(Dataset records)
"""

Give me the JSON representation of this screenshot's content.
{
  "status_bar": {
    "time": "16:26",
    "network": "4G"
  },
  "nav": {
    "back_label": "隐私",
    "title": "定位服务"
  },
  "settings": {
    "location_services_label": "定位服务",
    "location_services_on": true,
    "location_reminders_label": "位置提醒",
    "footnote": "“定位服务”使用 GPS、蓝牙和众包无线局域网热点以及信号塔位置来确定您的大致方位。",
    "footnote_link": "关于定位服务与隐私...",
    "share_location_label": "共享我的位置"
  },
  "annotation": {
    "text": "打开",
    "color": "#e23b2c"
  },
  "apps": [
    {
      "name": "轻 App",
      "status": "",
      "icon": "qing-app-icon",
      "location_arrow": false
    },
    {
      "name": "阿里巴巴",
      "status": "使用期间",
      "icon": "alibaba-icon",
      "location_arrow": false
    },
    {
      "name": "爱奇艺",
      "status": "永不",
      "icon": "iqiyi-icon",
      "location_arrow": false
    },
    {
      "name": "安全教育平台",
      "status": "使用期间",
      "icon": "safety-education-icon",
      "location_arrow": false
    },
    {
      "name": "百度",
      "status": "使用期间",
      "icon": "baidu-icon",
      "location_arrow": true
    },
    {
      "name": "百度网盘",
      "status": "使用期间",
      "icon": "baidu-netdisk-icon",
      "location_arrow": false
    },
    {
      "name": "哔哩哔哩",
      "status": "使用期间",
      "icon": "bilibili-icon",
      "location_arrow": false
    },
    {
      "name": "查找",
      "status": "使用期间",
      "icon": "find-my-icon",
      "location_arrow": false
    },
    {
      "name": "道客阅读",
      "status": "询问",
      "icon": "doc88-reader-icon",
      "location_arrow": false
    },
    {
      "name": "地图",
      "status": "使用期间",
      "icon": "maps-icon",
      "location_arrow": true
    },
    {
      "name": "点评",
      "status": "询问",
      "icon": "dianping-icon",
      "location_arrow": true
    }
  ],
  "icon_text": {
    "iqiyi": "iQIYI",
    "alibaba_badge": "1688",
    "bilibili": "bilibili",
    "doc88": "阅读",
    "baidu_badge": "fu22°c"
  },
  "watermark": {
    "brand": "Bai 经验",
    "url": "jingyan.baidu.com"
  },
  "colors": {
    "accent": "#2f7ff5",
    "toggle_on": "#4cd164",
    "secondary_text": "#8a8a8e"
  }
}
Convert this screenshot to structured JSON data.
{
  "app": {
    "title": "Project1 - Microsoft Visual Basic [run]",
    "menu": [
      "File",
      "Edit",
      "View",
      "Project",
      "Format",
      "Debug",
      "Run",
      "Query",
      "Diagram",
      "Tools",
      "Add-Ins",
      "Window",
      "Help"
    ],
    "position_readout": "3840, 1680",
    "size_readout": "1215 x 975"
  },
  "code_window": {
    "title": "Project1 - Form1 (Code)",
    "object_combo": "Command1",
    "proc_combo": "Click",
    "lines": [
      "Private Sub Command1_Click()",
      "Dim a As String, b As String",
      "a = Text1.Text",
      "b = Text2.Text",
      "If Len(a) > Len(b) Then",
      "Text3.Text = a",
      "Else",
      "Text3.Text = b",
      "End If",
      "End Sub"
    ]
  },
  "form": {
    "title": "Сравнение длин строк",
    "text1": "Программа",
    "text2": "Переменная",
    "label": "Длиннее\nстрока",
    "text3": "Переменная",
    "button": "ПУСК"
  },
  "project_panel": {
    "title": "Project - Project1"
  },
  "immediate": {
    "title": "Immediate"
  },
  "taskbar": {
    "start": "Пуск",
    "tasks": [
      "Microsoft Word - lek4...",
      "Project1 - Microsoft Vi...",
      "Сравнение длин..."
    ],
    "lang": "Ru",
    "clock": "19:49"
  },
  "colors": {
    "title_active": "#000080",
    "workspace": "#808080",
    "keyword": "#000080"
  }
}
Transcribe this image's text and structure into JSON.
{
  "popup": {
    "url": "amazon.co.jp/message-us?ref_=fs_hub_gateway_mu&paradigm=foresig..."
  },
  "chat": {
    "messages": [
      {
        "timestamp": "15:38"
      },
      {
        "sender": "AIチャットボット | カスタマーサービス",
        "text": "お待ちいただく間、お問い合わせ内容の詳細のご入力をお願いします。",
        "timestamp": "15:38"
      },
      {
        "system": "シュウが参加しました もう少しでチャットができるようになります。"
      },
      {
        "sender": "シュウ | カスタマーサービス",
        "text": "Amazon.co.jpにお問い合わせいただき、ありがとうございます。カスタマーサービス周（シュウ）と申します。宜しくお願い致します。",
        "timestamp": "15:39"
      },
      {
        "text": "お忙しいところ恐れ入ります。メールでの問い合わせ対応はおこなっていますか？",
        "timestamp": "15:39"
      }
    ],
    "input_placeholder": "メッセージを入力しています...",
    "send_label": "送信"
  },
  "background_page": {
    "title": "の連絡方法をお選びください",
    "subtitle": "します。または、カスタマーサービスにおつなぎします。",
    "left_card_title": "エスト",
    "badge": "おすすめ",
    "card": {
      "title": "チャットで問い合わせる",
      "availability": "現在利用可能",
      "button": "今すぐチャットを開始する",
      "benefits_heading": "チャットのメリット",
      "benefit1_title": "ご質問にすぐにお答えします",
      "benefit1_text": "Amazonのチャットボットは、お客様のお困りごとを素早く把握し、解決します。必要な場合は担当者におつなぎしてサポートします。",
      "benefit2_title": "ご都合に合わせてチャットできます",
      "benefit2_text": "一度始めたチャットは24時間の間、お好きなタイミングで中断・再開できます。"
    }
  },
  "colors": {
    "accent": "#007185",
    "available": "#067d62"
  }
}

"""

* **Exercise goal**
Retype all the records, matching them exactly.

* **Finished task**
Give me the JSON representation of this screenshot's content.
{
  "status_bar": {
    "time": "16:26",
    "network": "4G"
  },
  "nav": {
    "back_label": "隐私",
    "title": "定位服务"
  },
  "settings": {
    "location_services_label": "定位服务",
    "location_services_on": true,
    "location_reminders_label": "位置提醒",
    "footnote": "“定位服务”使用 GPS、蓝牙和众包无线局域网热点以及信号塔位置来确定您的大致方位。",
    "footnote_link": "关于定位服务与隐私...",
    "share_location_label": "共享我的位置"
  },
  "annotation": {
    "text": "打开",
    "color": "#e23b2c"
  },
  "apps": [
    {
      "name": "轻 App",
      "status": "",
      "icon": "qing-app-icon",
      "location_arrow": false
    },
    {
      "name": "阿里巴巴",
      "status": "使用期间",
      "icon": "alibaba-icon",
      "location_arrow": false
    },
    {
      "name": "爱奇艺",
      "status": "永不",
      "icon": "iqiyi-icon",
      "location_arrow": false
    },
    {
      "name": "安全教育平台",
      "status": "使用期间",
      "icon": "safety-education-icon",
      "location_arrow": false
    },
    {
      "name": "百度",
      "status": "使用期间",
      "icon": "baidu-icon",
      "location_arrow": true
    },
    {
      "name": "百度网盘",
      "status": "使用期间",
      "icon": "baidu-netdisk-icon",
      "location_arrow": false
    },
    {
      "name": "哔哩哔哩",
      "status": "使用期间",
      "icon": "bilibili-icon",
      "location_arrow": false
    },
    {
      "name": "查找",
      "status": "使用期间",
      "icon": "find-my-icon",
      "location_arrow": false
    },
    {
      "name": "道客阅读",
      "status": "询问",
      "icon": "doc88-reader-icon",
      "location_arrow": false
    },
    {
      "name": "地图",
      "status": "使用期间",
      "icon": "maps-icon",
      "location_arrow": true
    },
    {
      "name": "点评",
      "status": "询问",
      "icon": "dianping-icon",
      "location_arrow": true
    }
  ],
  "icon_text": {
    "iqiyi": "iQIYI",
    "alibaba_badge": "1688",
    "bilibili": "bilibili",
    "doc88": "阅读",
    "baidu_badge": "fu22°c"
  },
  "watermark": {
    "brand": "Bai 经验",
    "url": "jingyan.baidu.com"
  },
  "colors": {
    "accent": "#2f7ff5",
    "toggle_on": "#4cd164",
    "secondary_text": "#8a8a8e"
  }
}
Convert this screenshot to structured JSON data.
{
  "app": {
    "title": "Project1 - Microsoft Visual Basic [run]",
    "menu": [
      "File",
      "Edit",
      "View",
      "Project",
      "Format",
      "Debug",
      "Run",
      "Query",
      "Diagram",
      "Tools",
      "Add-Ins",
      "Window",
      "Help"
    ],
    "position_readout": "3840, 1680",
    "size_readout": "1215 x 975"
  },
  "code_window": {
    "title": "Project1 - Form1 (Code)",
    "object_combo": "Command1",
    "proc_combo": "Click",
    "lines": [
      "Private Sub Command1_Click()",
      "Dim a As String, b As String",
      "a = Text1.Text",
      "b = Text2.Text",
      "If Len(a) > Len(b) Then",
      "Text3.Text = a",
      "Else",
      "Text3.Text = b",
      "End If",
      "End Sub"
    ]
  },
  "form": {
    "title": "Сравнение длин строк",
    "text1": "Программа",
    "text2": "Переменная",
    "label": "Длиннее\nстрока",
    "text3": "Переменная",
    "button": "ПУСК"
  },
  "project_panel": {
    "title": "Project - Project1"
  },
  "immediate": {
    "title": "Immediate"
  },
  "taskbar": {
    "start": "Пуск",
    "tasks": [
      "Microsoft Word - lek4...",
      "Project1 - Microsoft Vi...",
      "Сравнение длин..."
    ],
    "lang": "Ru",
    "clock": "19:49"
  },
  "colors": {
    "title_active": "#000080",
    "workspace": "#808080",
    "keyword": "#000080"
  }
}
Transcribe this image's text and structure into JSON.
{
  "popup": {
    "url": "amazon.co.jp/message-us?ref_=fs_hub_gateway_mu&paradigm=foresig..."
  },
  "chat": {
    "messages": [
      {
        "timestamp": "15:38"
      },
      {
        "sender": "AIチャットボット | カスタマーサービス",
        "text": "お待ちいただく間、お問い合わせ内容の詳細のご入力をお願いします。",
        "timestamp": "15:38"
      },
      {
        "system": "シュウが参加しました もう少しでチャットができるようになります。"
      },
      {
        "sender": "シュウ | カスタマーサービス",
        "text": "Amazon.co.jpにお問い合わせいただき、ありがとうございます。カスタマーサービス周（シュウ）と申します。宜しくお願い致します。",
        "timestamp": "15:39"
      },
      {
        "text": "お忙しいところ恐れ入ります。メールでの問い合わせ対応はおこなっていますか？",
        "timestamp": "15:39"
      }
    ],
    "input_placeholder": "メッセージを入力しています...",
    "send_label": "送信"
  },
  "background_page": {
    "title": "の連絡方法をお選びください",
    "subtitle": "します。または、カスタマーサービスにおつなぎします。",
    "left_card_title": "エスト",
    "badge": "おすすめ",
    "card": {
      "title": "チャットで問い合わせる",
      "availability": "現在利用可能",
      "button": "今すぐチャットを開始する",
      "benefits_heading": "チャットのメリット",
      "benefit1_title": "ご質問にすぐにお答えします",
      "benefit1_text": "Amazonのチャットボットは、お客様のお困りごとを素早く把握し、解決します。必要な場合は担当者におつなぎしてサポートします。",
      "benefit2_title": "ご都合に合わせてチャットできます",
      "benefit2_text": "一度始めたチャットは24時間の間、お好きなタイミングで中断・再開できます。"
    }
  },
  "colors": {
    "accent": "#007185",
    "available": "#067d62"
  }
}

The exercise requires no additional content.